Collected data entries
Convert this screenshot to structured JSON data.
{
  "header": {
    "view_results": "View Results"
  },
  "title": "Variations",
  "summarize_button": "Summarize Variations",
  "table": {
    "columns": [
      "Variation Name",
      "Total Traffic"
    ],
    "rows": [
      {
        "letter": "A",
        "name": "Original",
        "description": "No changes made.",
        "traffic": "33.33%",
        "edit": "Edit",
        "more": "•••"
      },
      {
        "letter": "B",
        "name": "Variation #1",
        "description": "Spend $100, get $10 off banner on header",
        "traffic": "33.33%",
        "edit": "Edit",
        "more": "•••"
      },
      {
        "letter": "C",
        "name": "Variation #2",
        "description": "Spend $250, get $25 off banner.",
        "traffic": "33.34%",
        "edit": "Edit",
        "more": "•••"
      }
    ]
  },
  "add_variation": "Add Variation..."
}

### AIM OF THE EXERCISE:
Please copy out each record, character for character.

### EXERCISE RESPONSE:
Convert this screenshot to structured JSON data.
{
  "header": {
    "view_results": "View Results"
  },
  "title": "Variations",
  "summarize_button": "Summarize Variations",
  "table": {
    "columns": [
      "Variation Name",
      "Total Traffic"
    ],
    "rows": [
      {
        "letter": "A",
        "name": "Original",
        "description": "No changes made.",
        "traffic": "33.33%",
        "edit": "Edit",
        "more": "•••"
      },
      {
        "letter": "B",
        "name": "Variation #1",
        "description": "Spend $100, get $10 off banner on header",
        "traffic": "33.33%",
        "edit": "Edit",
        "more": "•••"
      },
      {
        "letter": "C",
        "name": "Variation #2",
        "description": "Spend $250, get $25 off banner.",
        "traffic": "33.34%",
        "edit": "Edit",
        "more": "•••"
      }
    ]
  },
  "add_variation": "Add Variation..."
}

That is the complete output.